* _Exercise details_
Identify the lines that contain the word "name" and copy each one.

Rows from a figure dataset
● ● ●

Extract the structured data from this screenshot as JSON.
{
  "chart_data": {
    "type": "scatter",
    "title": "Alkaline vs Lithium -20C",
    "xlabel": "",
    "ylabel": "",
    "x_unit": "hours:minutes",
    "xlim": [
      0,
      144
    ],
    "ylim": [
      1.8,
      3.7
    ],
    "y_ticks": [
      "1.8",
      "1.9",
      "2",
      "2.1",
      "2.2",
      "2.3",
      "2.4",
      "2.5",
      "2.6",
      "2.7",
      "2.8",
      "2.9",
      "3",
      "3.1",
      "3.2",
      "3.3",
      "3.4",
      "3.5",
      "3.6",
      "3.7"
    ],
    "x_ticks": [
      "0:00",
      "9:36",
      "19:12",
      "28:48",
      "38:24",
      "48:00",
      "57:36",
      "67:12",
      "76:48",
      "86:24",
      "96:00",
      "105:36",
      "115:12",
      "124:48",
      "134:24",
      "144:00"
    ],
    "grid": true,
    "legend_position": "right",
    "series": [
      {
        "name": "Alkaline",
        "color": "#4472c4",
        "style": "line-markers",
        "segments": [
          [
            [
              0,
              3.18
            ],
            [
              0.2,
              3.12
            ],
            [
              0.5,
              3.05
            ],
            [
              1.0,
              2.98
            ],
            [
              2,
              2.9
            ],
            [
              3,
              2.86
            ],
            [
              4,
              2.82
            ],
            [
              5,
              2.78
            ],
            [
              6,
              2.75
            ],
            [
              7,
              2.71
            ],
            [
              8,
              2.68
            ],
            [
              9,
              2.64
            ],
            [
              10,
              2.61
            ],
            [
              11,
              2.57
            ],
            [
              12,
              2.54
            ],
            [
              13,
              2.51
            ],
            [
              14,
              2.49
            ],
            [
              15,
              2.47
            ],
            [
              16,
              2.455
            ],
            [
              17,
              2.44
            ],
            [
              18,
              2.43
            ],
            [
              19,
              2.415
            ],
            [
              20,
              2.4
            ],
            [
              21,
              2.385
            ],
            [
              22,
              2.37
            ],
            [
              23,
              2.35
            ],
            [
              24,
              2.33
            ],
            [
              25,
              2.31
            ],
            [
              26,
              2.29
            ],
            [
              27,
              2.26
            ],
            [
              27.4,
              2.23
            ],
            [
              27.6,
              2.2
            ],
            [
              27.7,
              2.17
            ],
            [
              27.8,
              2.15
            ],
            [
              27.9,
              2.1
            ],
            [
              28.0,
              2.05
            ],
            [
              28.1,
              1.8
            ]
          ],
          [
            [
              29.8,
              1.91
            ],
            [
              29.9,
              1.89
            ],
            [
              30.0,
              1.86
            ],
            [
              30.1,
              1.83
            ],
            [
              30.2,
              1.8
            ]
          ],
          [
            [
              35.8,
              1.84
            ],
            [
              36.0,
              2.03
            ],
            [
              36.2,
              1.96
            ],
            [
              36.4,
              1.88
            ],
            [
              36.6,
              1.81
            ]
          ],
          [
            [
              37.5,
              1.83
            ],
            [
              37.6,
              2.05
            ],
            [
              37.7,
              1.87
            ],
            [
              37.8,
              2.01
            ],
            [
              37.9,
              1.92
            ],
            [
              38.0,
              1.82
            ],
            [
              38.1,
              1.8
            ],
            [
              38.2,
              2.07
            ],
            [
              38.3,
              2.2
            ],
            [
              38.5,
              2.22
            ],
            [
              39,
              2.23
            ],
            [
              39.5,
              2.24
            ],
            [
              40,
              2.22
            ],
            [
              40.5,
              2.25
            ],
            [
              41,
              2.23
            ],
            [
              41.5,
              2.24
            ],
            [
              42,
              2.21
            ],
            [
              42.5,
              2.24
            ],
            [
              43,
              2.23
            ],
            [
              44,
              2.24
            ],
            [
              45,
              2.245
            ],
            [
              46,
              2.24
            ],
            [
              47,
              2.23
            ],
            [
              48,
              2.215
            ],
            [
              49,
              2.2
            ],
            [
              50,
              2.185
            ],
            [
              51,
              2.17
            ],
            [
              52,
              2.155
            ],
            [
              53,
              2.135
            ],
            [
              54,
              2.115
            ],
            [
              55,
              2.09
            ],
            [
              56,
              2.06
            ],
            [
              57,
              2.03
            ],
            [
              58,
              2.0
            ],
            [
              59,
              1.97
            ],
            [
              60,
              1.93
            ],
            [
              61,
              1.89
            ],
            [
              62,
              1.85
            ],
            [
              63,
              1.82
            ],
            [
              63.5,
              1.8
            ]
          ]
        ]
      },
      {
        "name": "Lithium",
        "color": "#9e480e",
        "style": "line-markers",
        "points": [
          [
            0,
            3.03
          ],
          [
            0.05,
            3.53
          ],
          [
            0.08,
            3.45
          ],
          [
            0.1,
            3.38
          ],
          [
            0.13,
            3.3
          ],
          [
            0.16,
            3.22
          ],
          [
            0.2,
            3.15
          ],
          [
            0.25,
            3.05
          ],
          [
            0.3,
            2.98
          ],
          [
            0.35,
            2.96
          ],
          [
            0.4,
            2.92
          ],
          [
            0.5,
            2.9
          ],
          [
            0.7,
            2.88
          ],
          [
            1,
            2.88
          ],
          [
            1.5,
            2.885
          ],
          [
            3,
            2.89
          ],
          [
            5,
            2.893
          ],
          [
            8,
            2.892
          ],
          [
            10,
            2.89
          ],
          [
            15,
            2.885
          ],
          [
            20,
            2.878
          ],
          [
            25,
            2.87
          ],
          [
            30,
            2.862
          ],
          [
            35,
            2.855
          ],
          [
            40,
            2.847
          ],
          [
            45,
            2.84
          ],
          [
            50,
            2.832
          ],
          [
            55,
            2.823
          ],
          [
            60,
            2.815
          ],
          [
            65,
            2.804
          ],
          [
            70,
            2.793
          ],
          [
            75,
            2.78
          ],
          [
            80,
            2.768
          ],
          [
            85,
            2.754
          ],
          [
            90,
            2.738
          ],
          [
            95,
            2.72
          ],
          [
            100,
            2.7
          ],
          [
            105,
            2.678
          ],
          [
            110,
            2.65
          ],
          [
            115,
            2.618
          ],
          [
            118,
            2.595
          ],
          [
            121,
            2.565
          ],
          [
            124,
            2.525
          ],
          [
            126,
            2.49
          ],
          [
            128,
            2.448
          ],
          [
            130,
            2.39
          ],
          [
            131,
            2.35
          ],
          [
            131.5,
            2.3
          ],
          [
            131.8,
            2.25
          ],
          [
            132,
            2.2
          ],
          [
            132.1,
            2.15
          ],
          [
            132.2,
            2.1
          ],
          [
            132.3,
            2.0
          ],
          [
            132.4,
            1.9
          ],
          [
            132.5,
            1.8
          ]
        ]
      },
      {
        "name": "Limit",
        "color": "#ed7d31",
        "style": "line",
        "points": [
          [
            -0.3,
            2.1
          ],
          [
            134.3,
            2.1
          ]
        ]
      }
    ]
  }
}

● ● ●

* _In response_
        "name": "Alkaline",
        "name": "Lithium",
        "name": "Limit",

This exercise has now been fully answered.